Exercise brief:
Where the lines below hold images, skip those and copy every word exactly.
*** Begin section ***
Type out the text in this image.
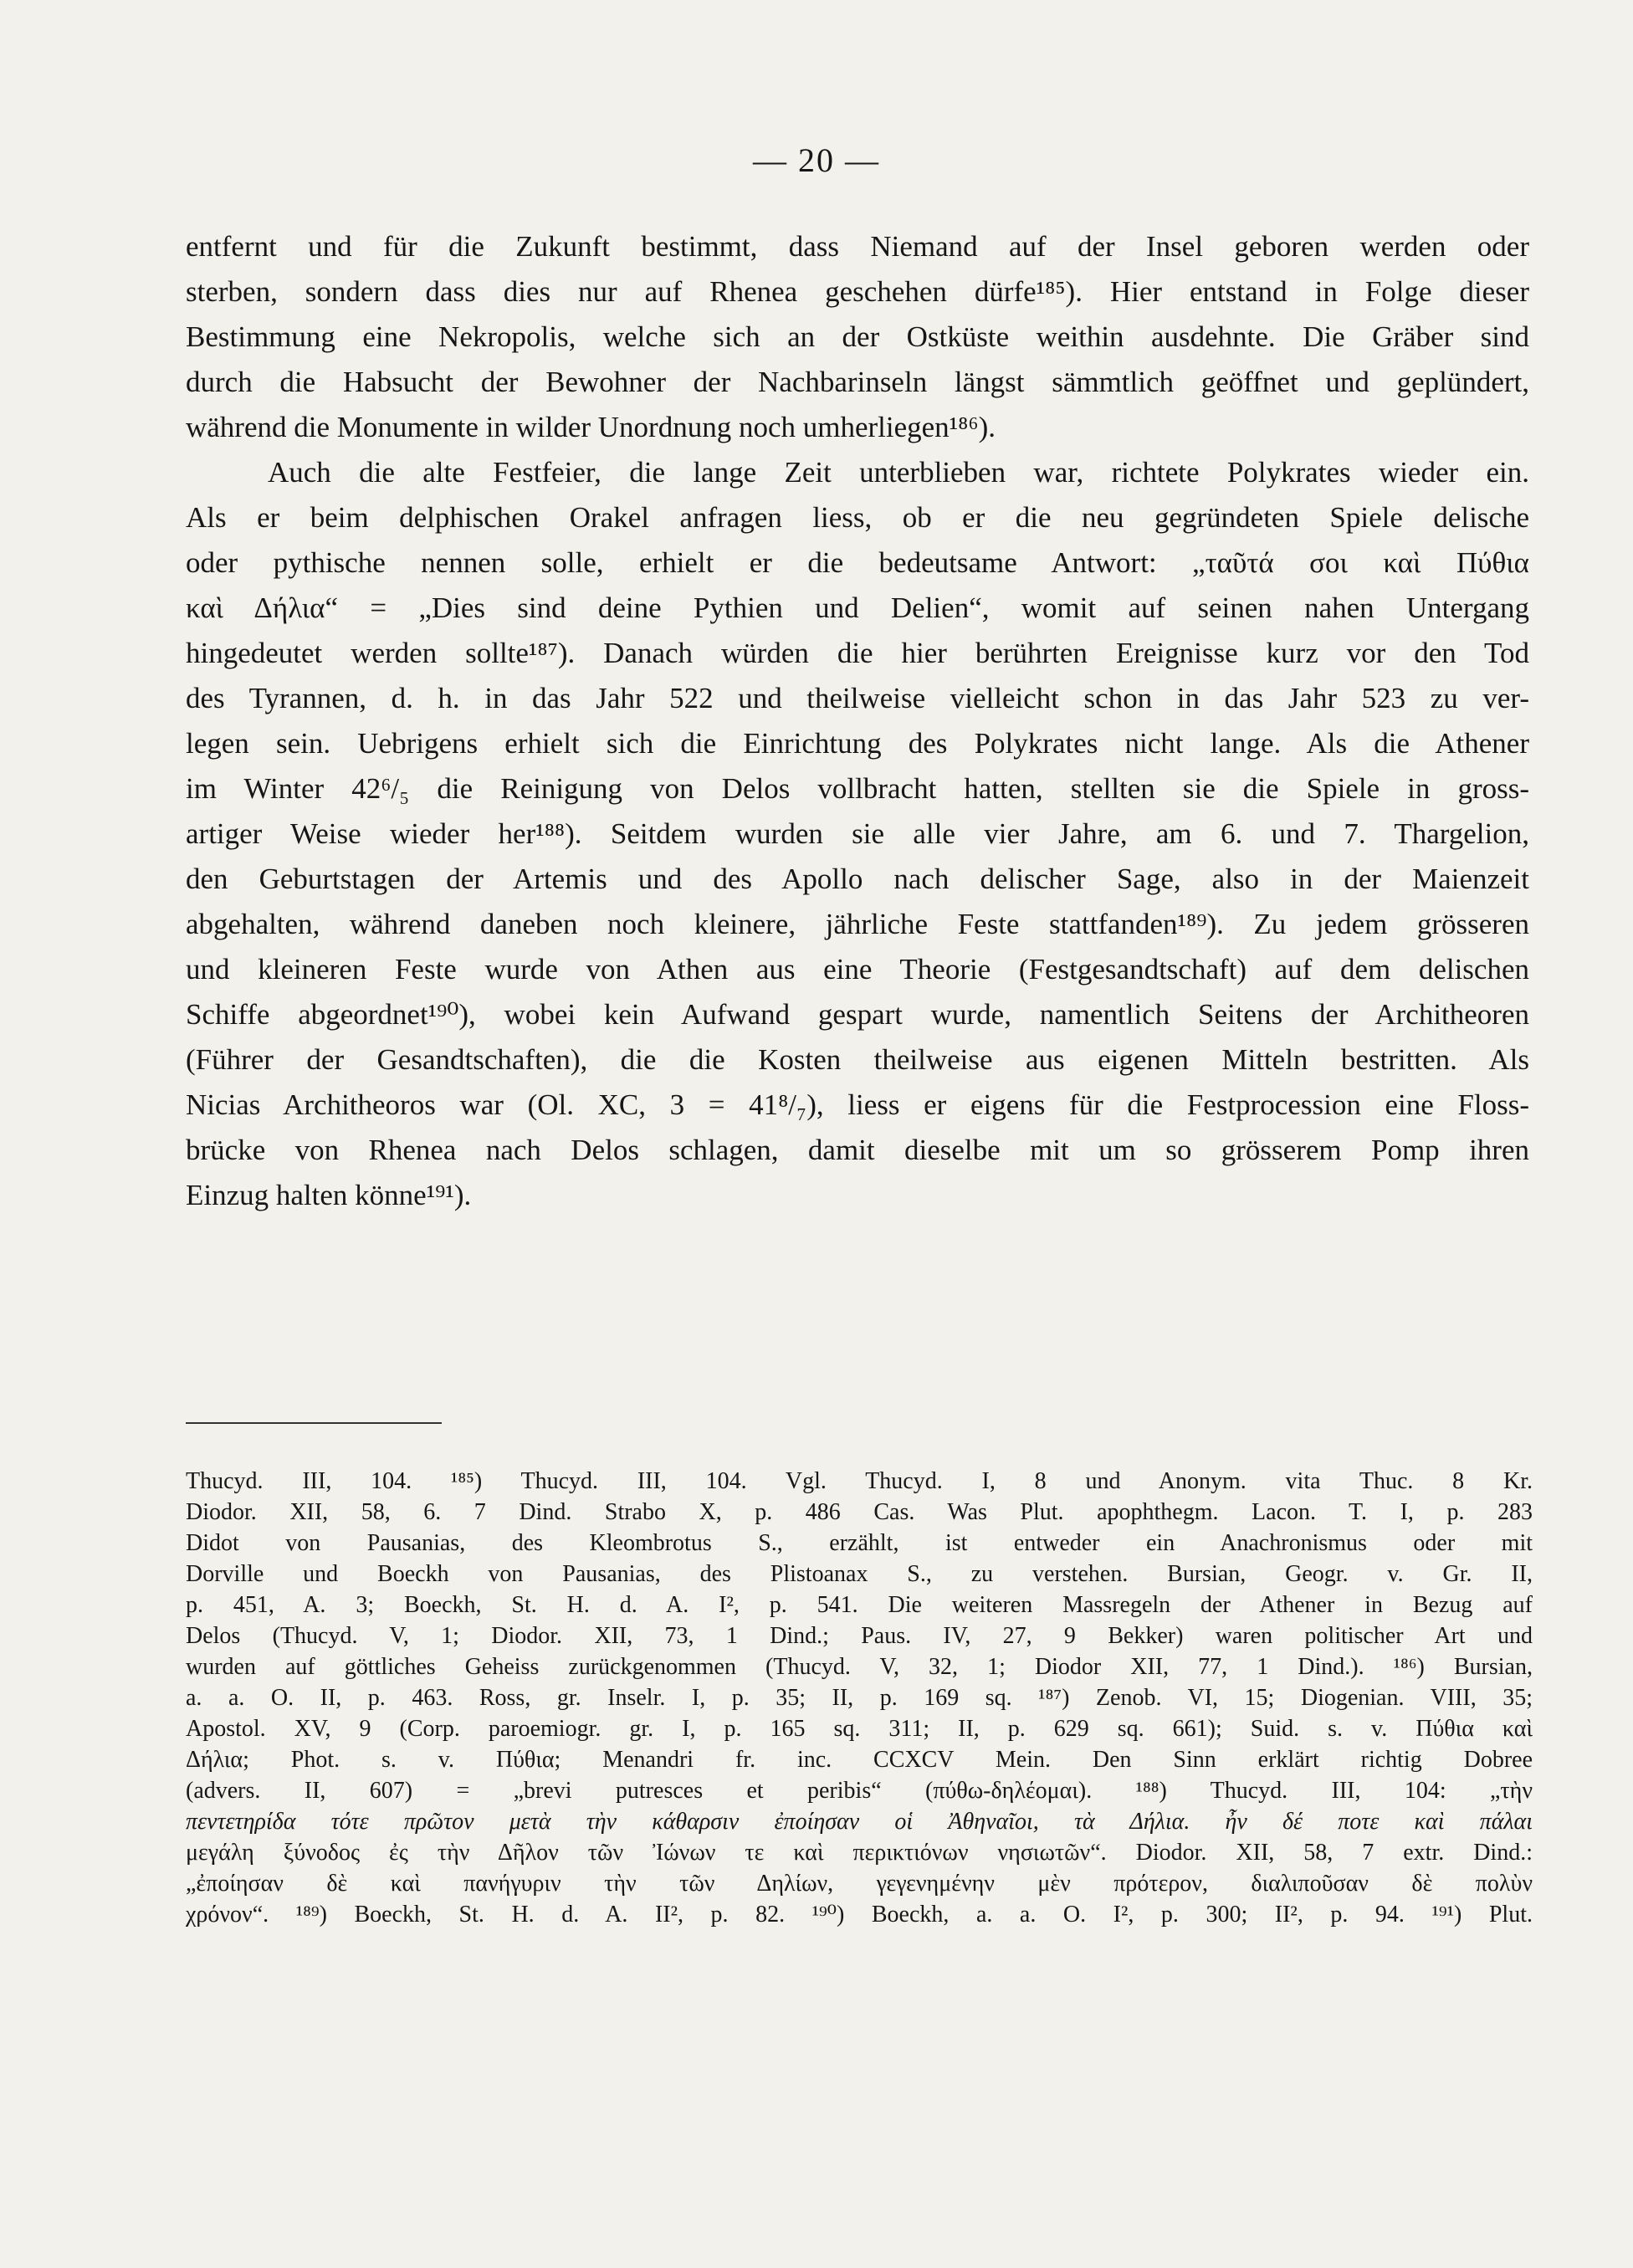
— 20 —
entfernt und für die Zukunft bestimmt, dass Niemand auf der Insel geboren werden oder
sterben, sondern dass dies nur auf Rhenea geschehen dürfe¹⁸⁵). Hier entstand in Folge dieser
Bestimmung eine Nekropolis, welche sich an der Ostküste weithin ausdehnte. Die Gräber sind
durch die Habsucht der Bewohner der Nachbarinseln längst sämmtlich geöffnet und geplündert,
während die Monumente in wilder Unordnung noch umherliegen¹⁸⁶).
Auch die alte Festfeier, die lange Zeit unterblieben war, richtete Polykrates wieder ein.
Als er beim delphischen Orakel anfragen liess, ob er die neu gegründeten Spiele delische
oder pythische nennen solle, erhielt er die bedeutsame Antwort: „ταῦτά σοι καὶ Πύθια
καὶ Δήλια“ = „Dies sind deine Pythien und Delien“, womit auf seinen nahen Untergang
hingedeutet werden sollte¹⁸⁷). Danach würden die hier berührten Ereignisse kurz vor den Tod
des Tyrannen, d. h. in das Jahr 522 und theilweise vielleicht schon in das Jahr 523 zu ver-
legen sein. Uebrigens erhielt sich die Einrichtung des Polykrates nicht lange. Als die Athener
im Winter 42⁶/₅ die Reinigung von Delos vollbracht hatten, stellten sie die Spiele in gross-
artiger Weise wieder her¹⁸⁸). Seitdem wurden sie alle vier Jahre, am 6. und 7. Thargelion,
den Geburtstagen der Artemis und des Apollo nach delischer Sage, also in der Maienzeit
abgehalten, während daneben noch kleinere, jährliche Feste stattfanden¹⁸⁹). Zu jedem grösseren
und kleineren Feste wurde von Athen aus eine Theorie (Festgesandtschaft) auf dem delischen
Schiffe abgeordnet¹⁹⁰), wobei kein Aufwand gespart wurde, namentlich Seitens der Architheoren
(Führer der Gesandtschaften), die die Kosten theilweise aus eigenen Mitteln bestritten. Als
Nicias Architheoros war (Ol. XC, 3 = 41⁸/₇), liess er eigens für die Festprocession eine Floss-
brücke von Rhenea nach Delos schlagen, damit dieselbe mit um so grösserem Pomp ihren
Einzug halten könne¹⁹¹).
Thucyd. III, 104. ¹⁸⁵) Thucyd. III, 104. Vgl. Thucyd. I, 8 und Anonym. vita Thuc. 8 Kr.
Diodor. XII, 58, 6. 7 Dind. Strabo X, p. 486 Cas. Was Plut. apophthegm. Lacon. T. I, p. 283
Didot von Pausanias, des Kleombrotus S., erzählt, ist entweder ein Anachronismus oder mit
Dorville und Boeckh von Pausanias, des Plistoanax S., zu verstehen. Bursian, Geogr. v. Gr. II,
p. 451, A. 3; Boeckh, St. H. d. A. I², p. 541. Die weiteren Massregeln der Athener in Bezug auf
Delos (Thucyd. V, 1; Diodor. XII, 73, 1 Dind.; Paus. IV, 27, 9 Bekker) waren politischer Art und
wurden auf göttliches Geheiss zurückgenommen (Thucyd. V, 32, 1; Diodor XII, 77, 1 Dind.). ¹⁸⁶) Bursian,
a. a. O. II, p. 463. Ross, gr. Inselr. I, p. 35; II, p. 169 sq. ¹⁸⁷) Zenob. VI, 15; Diogenian. VIII, 35;
Apostol. XV, 9 (Corp. paroemiogr. gr. I, p. 165 sq. 311; II, p. 629 sq. 661); Suid. s. v. Πύθια καὶ
Δήλια; Phot. s. v. Πύθια; Menandri fr. inc. CCXCV Mein. Den Sinn erklärt richtig Dobree
(advers. II, 607) = „brevi putresces et peribis“ (πύθω-δηλέομαι). ¹⁸⁸) Thucyd. III, 104: „τὴν
πεντετηρίδα τότε πρῶτον μετὰ τὴν κάθαρσιν ἐποίησαν οἱ Ἀθηναῖοι, τὰ Δήλια. ἦν δέ ποτε καὶ πάλαι
μεγάλη ξύνοδος ἐς τὴν Δῆλον τῶν Ἰώνων τε καὶ περικτιόνων νησιωτῶν“. Diodor. XII, 58, 7 extr. Dind.:
„ἐποίησαν δὲ καὶ πανήγυριν τὴν τῶν Δηλίων, γεγενημένην μὲν πρότερον, διαλιποῦσαν δὲ πολὺν
χρόνον“. ¹⁸⁹) Boeckh, St. H. d. A. II², p. 82. ¹⁹⁰) Boeckh, a. a. O. I², p. 300; II², p. 94. ¹⁹¹) Plut.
*** End section ***
Finished exercise:
Type out the text in this image.
— 20 —
entfernt und für die Zukunft bestimmt, dass Niemand auf der Insel geboren werden oder
sterben, sondern dass dies nur auf Rhenea geschehen dürfe¹⁸⁵). Hier entstand in Folge dieser
Bestimmung eine Nekropolis, welche sich an der Ostküste weithin ausdehnte. Die Gräber sind
durch die Habsucht der Bewohner der Nachbarinseln längst sämmtlich geöffnet und geplündert,
während die Monumente in wilder Unordnung noch umherliegen¹⁸⁶).
Auch die alte Festfeier, die lange Zeit unterblieben war, richtete Polykrates wieder ein.
Als er beim delphischen Orakel anfragen liess, ob er die neu gegründeten Spiele delische
oder pythische nennen solle, erhielt er die bedeutsame Antwort: „ταῦτά σοι καὶ Πύθια
καὶ Δήλια“ = „Dies sind deine Pythien und Delien“, womit auf seinen nahen Untergang
hingedeutet werden sollte¹⁸⁷). Danach würden die hier berührten Ereignisse kurz vor den Tod
des Tyrannen, d. h. in das Jahr 522 und theilweise vielleicht schon in das Jahr 523 zu ver-
legen sein. Uebrigens erhielt sich die Einrichtung des Polykrates nicht lange. Als die Athener
im Winter 42⁶/₅ die Reinigung von Delos vollbracht hatten, stellten sie die Spiele in gross-
artiger Weise wieder her¹⁸⁸). Seitdem wurden sie alle vier Jahre, am 6. und 7. Thargelion,
den Geburtstagen der Artemis und des Apollo nach delischer Sage, also in der Maienzeit
abgehalten, während daneben noch kleinere, jährliche Feste stattfanden¹⁸⁹). Zu jedem grösseren
und kleineren Feste wurde von Athen aus eine Theorie (Festgesandtschaft) auf dem delischen
Schiffe abgeordnet¹⁹⁰), wobei kein Aufwand gespart wurde, namentlich Seitens der Architheoren
(Führer der Gesandtschaften), die die Kosten theilweise aus eigenen Mitteln bestritten. Als
Nicias Architheoros war (Ol. XC, 3 = 41⁸/₇), liess er eigens für die Festprocession eine Floss-
brücke von Rhenea nach Delos schlagen, damit dieselbe mit um so grösserem Pomp ihren
Einzug halten könne¹⁹¹).
Thucyd. III, 104. ¹⁸⁵) Thucyd. III, 104. Vgl. Thucyd. I, 8 und Anonym. vita Thuc. 8 Kr.
Diodor. XII, 58, 6. 7 Dind. Strabo X, p. 486 Cas. Was Plut. apophthegm. Lacon. T. I, p. 283
Didot von Pausanias, des Kleombrotus S., erzählt, ist entweder ein Anachronismus oder mit
Dorville und Boeckh von Pausanias, des Plistoanax S., zu verstehen. Bursian, Geogr. v. Gr. II,
p. 451, A. 3; Boeckh, St. H. d. A. I², p. 541. Die weiteren Massregeln der Athener in Bezug auf
Delos (Thucyd. V, 1; Diodor. XII, 73, 1 Dind.; Paus. IV, 27, 9 Bekker) waren politischer Art und
wurden auf göttliches Geheiss zurückgenommen (Thucyd. V, 32, 1; Diodor XII, 77, 1 Dind.). ¹⁸⁶) Bursian,
a. a. O. II, p. 463. Ross, gr. Inselr. I, p. 35; II, p. 169 sq. ¹⁸⁷) Zenob. VI, 15; Diogenian. VIII, 35;
Apostol. XV, 9 (Corp. paroemiogr. gr. I, p. 165 sq. 311; II, p. 629 sq. 661); Suid. s. v. Πύθια καὶ
Δήλια; Phot. s. v. Πύθια; Menandri fr. inc. CCXCV Mein. Den Sinn erklärt richtig Dobree
(advers. II, 607) = „brevi putresces et peribis“ (πύθω-δηλέομαι). ¹⁸⁸) Thucyd. III, 104: „τὴν
πεντετηρίδα τότε πρῶτον μετὰ τὴν κάθαρσιν ἐποίησαν οἱ Ἀθηναῖοι, τὰ Δήλια. ἦν δέ ποτε καὶ πάλαι
μεγάλη ξύνοδος ἐς τὴν Δῆλον τῶν Ἰώνων τε καὶ περικτιόνων νησιωτῶν“. Diodor. XII, 58, 7 extr. Dind.:
„ἐποίησαν δὲ καὶ πανήγυριν τὴν τῶν Δηλίων, γεγενημένην μὲν πρότερον, διαλιποῦσαν δὲ πολὺν
χρόνον“. ¹⁸⁹) Boeckh, St. H. d. A. II², p. 82. ¹⁹⁰) Boeckh, a. a. O. I², p. 300; II², p. 94. ¹⁹¹) Plut.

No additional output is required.